>> begin SUPPLIED RECORDS

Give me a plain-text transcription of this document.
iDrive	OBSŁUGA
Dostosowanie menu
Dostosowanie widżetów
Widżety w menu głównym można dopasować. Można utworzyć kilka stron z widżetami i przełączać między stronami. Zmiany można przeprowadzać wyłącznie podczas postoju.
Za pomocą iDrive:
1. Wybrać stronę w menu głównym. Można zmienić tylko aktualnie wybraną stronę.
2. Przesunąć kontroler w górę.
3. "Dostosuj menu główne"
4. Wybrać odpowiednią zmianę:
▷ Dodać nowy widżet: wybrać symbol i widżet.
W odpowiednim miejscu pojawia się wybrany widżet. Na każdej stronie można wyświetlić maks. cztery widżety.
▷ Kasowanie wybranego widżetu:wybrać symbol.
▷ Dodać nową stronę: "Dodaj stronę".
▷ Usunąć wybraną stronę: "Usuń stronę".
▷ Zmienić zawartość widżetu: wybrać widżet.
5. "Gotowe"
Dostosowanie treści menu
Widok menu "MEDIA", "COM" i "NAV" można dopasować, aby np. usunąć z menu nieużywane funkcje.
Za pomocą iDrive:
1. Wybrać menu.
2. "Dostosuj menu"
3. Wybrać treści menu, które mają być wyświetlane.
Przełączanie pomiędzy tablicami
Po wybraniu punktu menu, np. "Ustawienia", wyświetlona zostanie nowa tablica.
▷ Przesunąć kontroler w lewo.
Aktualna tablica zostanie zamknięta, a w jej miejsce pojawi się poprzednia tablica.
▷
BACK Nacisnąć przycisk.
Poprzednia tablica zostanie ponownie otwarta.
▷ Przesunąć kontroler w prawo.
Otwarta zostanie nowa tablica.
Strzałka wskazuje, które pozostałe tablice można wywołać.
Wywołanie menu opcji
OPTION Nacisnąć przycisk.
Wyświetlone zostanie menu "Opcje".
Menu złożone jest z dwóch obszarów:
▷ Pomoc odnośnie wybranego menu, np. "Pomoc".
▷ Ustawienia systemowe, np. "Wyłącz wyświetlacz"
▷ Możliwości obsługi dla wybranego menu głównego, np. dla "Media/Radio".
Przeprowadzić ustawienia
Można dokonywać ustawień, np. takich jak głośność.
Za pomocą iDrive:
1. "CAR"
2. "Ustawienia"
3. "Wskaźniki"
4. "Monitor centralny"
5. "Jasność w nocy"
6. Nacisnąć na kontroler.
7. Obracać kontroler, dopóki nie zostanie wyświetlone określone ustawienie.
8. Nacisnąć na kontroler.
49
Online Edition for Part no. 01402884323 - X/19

>> end SUPPLIED RECORDS

→ **WHAT IS BEING ASKED**: Every record above must be duplicated exactly.

→ **OUTPUT OF THE EXERCISE**:
Give me a plain-text transcription of this document.
iDrive	OBSŁUGA
Dostosowanie menu
Dostosowanie widżetów
Widżety w menu głównym można dopasować. Można utworzyć kilka stron z widżetami i przełączać między stronami. Zmiany można przeprowadzać wyłącznie podczas postoju.
Za pomocą iDrive:
1. Wybrać stronę w menu głównym. Można zmienić tylko aktualnie wybraną stronę.
2. Przesunąć kontroler w górę.
3. "Dostosuj menu główne"
4. Wybrać odpowiednią zmianę:
▷ Dodać nowy widżet: wybrać symbol i widżet.
W odpowiednim miejscu pojawia się wybrany widżet. Na każdej stronie można wyświetlić maks. cztery widżety.
▷ Kasowanie wybranego widżetu:wybrać symbol.
▷ Dodać nową stronę: "Dodaj stronę".
▷ Usunąć wybraną stronę: "Usuń stronę".
▷ Zmienić zawartość widżetu: wybrać widżet.
5. "Gotowe"
Dostosowanie treści menu
Widok menu "MEDIA", "COM" i "NAV" można dopasować, aby np. usunąć z menu nieużywane funkcje.
Za pomocą iDrive:
1. Wybrać menu.
2. "Dostosuj menu"
3. Wybrać treści menu, które mają być wyświetlane.
Przełączanie pomiędzy tablicami
Po wybraniu punktu menu, np. "Ustawienia", wyświetlona zostanie nowa tablica.
▷ Przesunąć kontroler w lewo.
Aktualna tablica zostanie zamknięta, a w jej miejsce pojawi się poprzednia tablica.
▷
BACK Nacisnąć przycisk.
Poprzednia tablica zostanie ponownie otwarta.
▷ Przesunąć kontroler w prawo.
Otwarta zostanie nowa tablica.
Strzałka wskazuje, które pozostałe tablice można wywołać.
Wywołanie menu opcji
OPTION Nacisnąć przycisk.
Wyświetlone zostanie menu "Opcje".
Menu złożone jest z dwóch obszarów:
▷ Pomoc odnośnie wybranego menu, np. "Pomoc".
▷ Ustawienia systemowe, np. "Wyłącz wyświetlacz"
▷ Możliwości obsługi dla wybranego menu głównego, np. dla "Media/Radio".
Przeprowadzić ustawienia
Można dokonywać ustawień, np. takich jak głośność.
Za pomocą iDrive:
1. "CAR"
2. "Ustawienia"
3. "Wskaźniki"
4. "Monitor centralny"
5. "Jasność w nocy"
6. Nacisnąć na kontroler.
7. Obracać kontroler, dopóki nie zostanie wyświetlone określone ustawienie.
8. Nacisnąć na kontroler.
49
Online Edition for Part no. 01402884323 - X/19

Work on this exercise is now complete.